WRITTEN TASK: Find the lines holding the string "gerencia" in the data, then copy all of them.

DATA SUPPLIED:
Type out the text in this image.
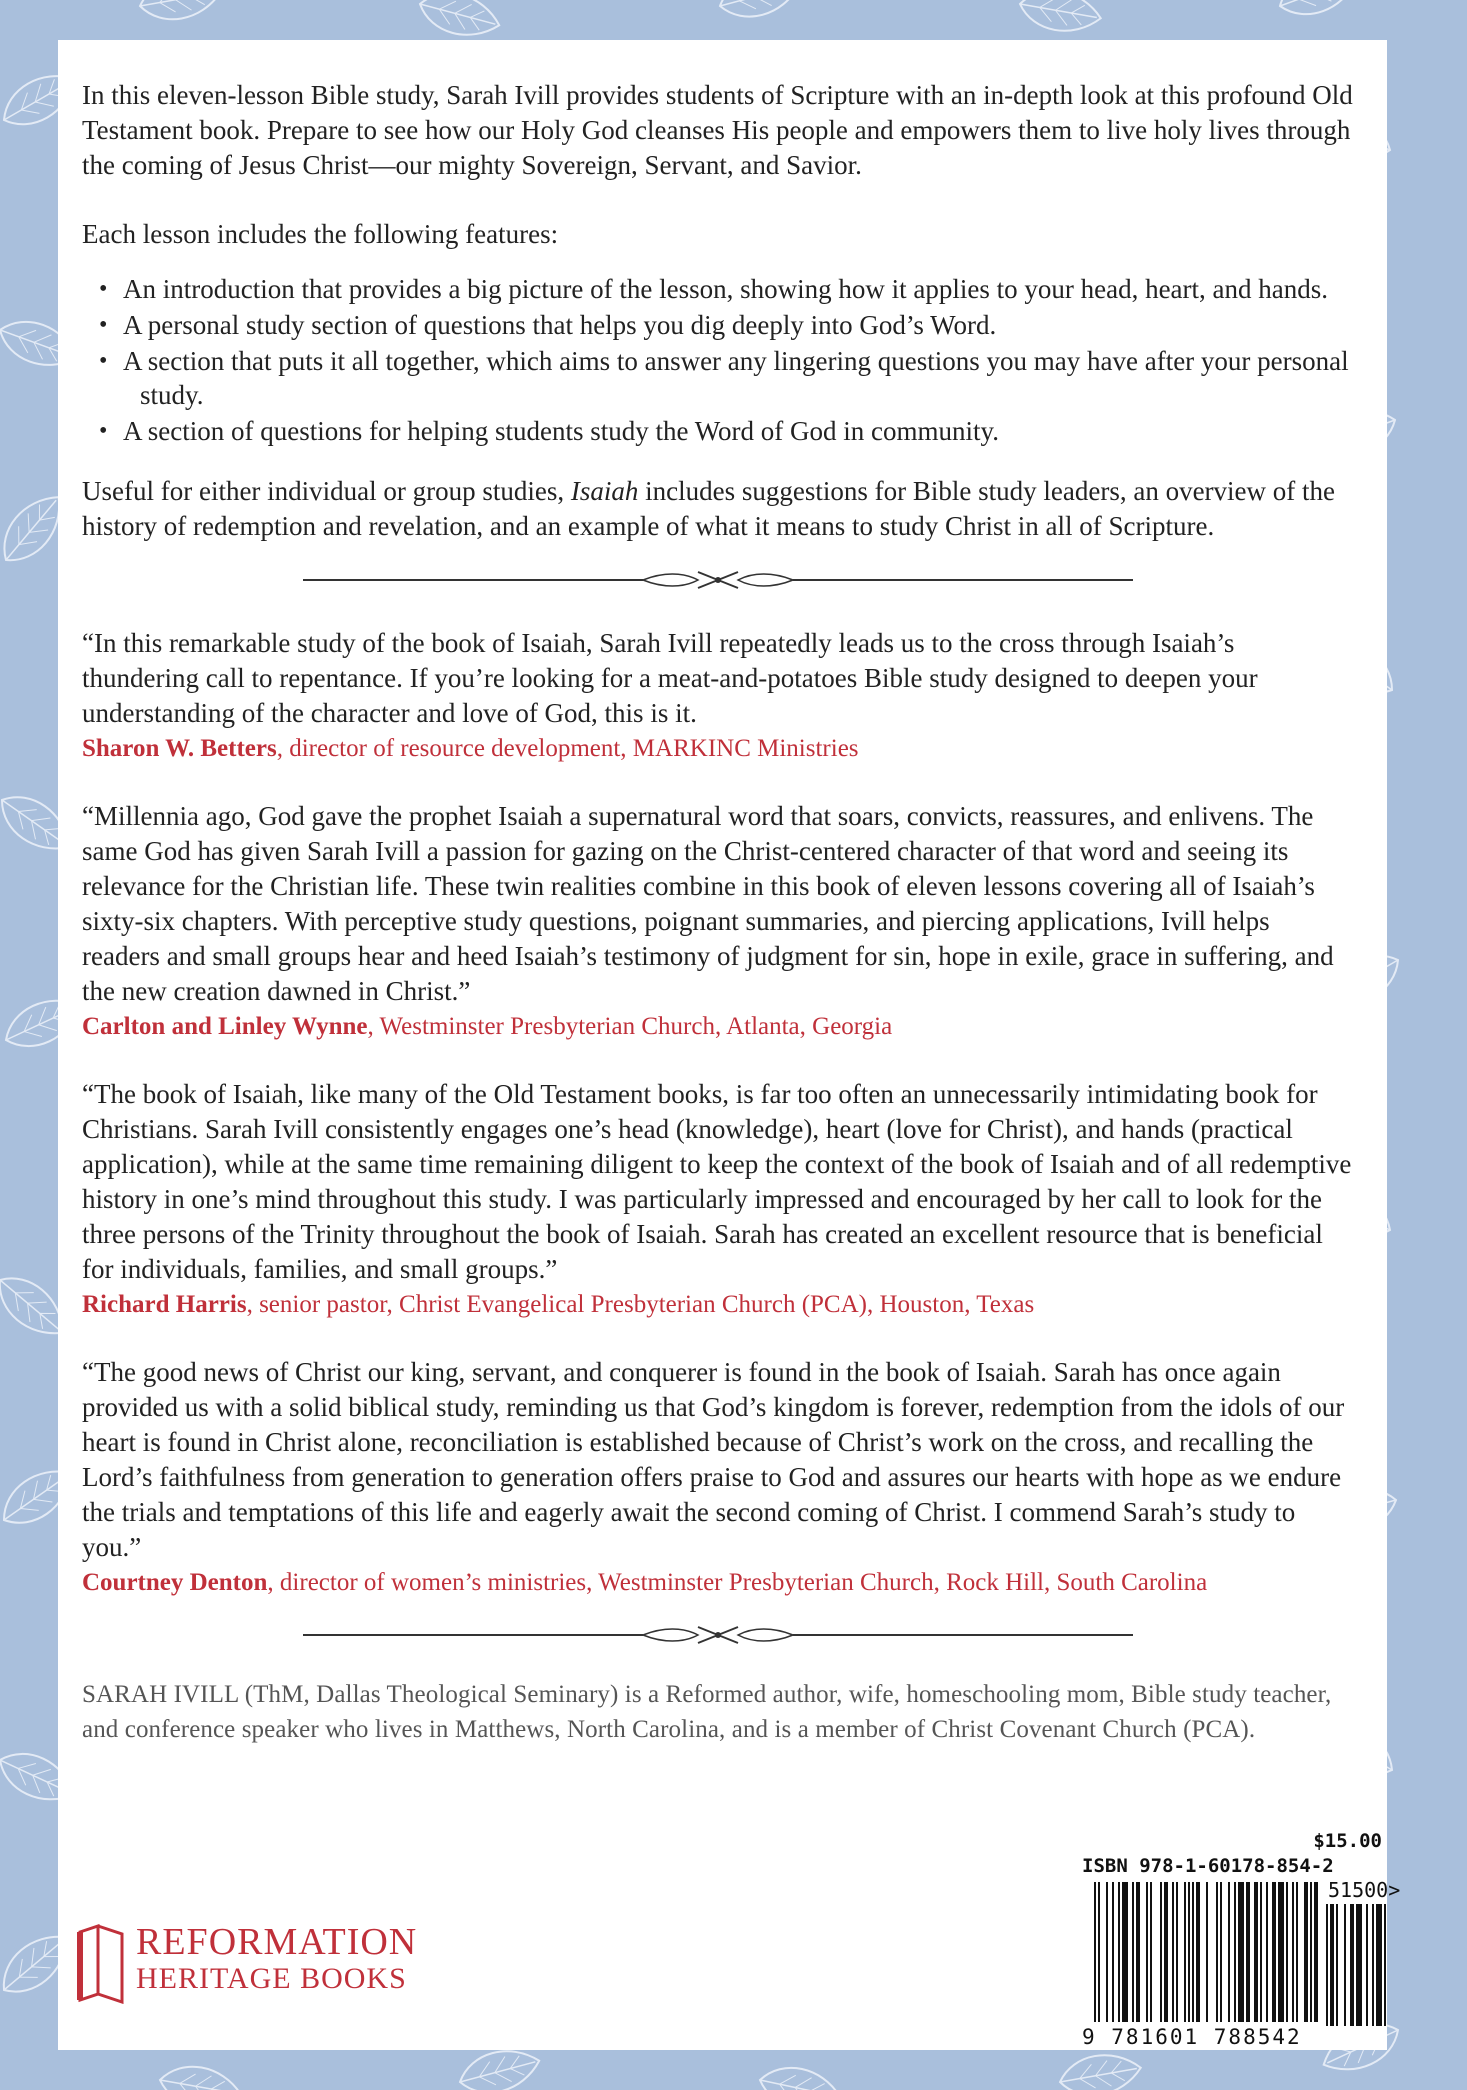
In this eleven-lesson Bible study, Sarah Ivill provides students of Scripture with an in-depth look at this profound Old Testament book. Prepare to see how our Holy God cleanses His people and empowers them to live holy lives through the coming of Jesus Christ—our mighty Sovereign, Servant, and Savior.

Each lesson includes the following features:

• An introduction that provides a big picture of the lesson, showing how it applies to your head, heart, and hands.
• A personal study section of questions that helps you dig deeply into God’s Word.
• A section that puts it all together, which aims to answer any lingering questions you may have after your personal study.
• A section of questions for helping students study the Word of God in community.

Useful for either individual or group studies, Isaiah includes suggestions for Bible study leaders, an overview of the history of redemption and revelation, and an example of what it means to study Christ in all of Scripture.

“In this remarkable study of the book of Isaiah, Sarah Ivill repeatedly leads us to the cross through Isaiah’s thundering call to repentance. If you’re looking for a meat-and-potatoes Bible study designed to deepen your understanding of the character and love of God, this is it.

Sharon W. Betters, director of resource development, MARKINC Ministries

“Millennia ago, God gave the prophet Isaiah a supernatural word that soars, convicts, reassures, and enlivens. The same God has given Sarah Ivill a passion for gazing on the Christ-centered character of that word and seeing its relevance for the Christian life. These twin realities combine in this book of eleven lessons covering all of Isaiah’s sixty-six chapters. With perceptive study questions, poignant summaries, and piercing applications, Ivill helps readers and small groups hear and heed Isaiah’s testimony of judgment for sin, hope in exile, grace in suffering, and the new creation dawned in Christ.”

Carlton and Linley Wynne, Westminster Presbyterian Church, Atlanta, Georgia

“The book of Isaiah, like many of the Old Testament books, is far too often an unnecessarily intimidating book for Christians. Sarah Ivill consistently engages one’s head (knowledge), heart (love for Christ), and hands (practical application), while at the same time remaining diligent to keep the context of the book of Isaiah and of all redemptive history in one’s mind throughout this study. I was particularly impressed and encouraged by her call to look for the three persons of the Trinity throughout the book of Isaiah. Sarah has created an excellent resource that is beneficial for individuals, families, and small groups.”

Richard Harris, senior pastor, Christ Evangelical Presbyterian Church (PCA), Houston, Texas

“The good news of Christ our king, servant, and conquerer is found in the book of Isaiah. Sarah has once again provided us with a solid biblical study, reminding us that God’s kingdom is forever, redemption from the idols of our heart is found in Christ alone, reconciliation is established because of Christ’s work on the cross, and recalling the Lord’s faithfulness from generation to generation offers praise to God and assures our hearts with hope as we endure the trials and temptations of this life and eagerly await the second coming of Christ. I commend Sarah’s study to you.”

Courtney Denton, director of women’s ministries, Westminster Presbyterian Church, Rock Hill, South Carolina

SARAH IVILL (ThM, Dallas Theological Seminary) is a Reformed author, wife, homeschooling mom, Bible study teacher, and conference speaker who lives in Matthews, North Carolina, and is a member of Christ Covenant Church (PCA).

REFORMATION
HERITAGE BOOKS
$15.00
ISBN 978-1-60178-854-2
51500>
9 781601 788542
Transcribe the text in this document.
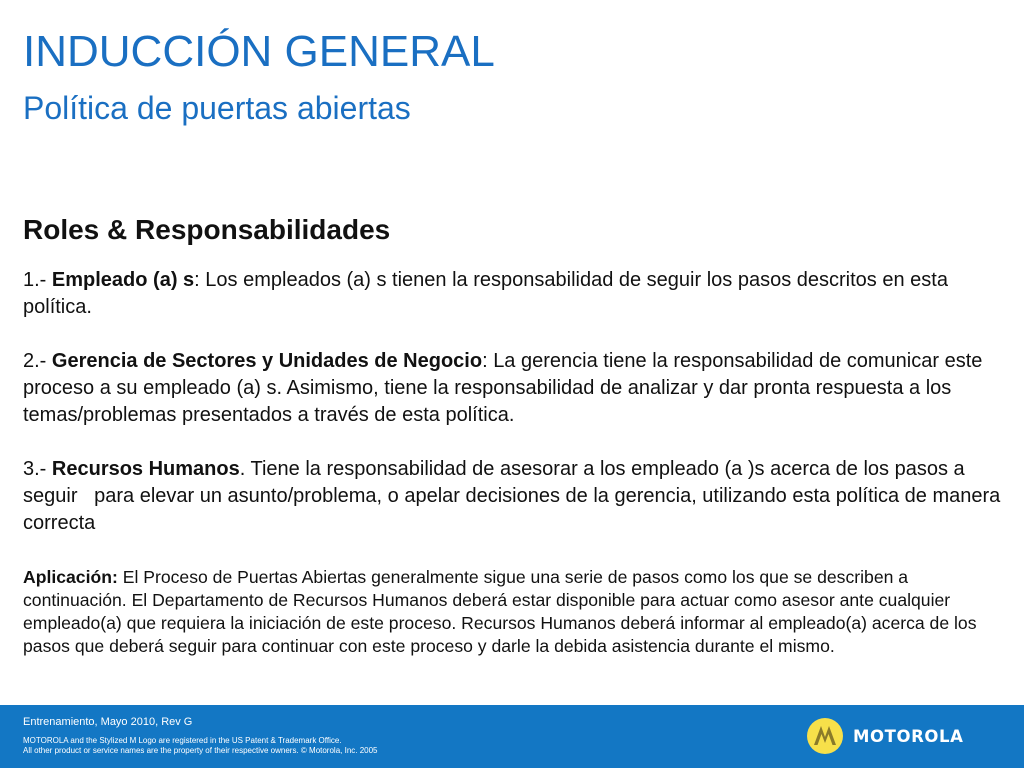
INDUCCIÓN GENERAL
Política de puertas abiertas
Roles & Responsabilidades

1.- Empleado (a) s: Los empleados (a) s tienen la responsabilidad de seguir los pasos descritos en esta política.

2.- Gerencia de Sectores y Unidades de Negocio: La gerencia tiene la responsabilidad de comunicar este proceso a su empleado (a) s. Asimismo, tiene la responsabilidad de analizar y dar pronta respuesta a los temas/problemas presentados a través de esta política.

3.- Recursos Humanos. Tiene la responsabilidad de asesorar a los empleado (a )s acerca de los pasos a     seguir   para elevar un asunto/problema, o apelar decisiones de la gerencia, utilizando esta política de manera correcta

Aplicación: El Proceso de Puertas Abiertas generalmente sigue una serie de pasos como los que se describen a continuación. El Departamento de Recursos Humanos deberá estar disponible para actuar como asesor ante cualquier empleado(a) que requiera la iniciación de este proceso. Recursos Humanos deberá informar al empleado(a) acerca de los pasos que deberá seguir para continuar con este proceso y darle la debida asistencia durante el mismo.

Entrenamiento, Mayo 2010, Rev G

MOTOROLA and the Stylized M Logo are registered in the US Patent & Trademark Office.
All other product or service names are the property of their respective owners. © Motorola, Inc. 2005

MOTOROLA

COMPLETED TASK:
2.- Gerencia de Sectores y Unidades de Negocio: La gerencia tiene la responsabilidad de comunicar este proceso a su empleado (a) s. Asimismo, tiene la responsabilidad de analizar y dar pronta respuesta a los temas/problemas presentados a través de esta política.
3.- Recursos Humanos. Tiene la responsabilidad de asesorar a los empleado (a )s acerca de los pasos a     seguir   para elevar un asunto/problema, o apelar decisiones de la gerencia, utilizando esta política de manera correcta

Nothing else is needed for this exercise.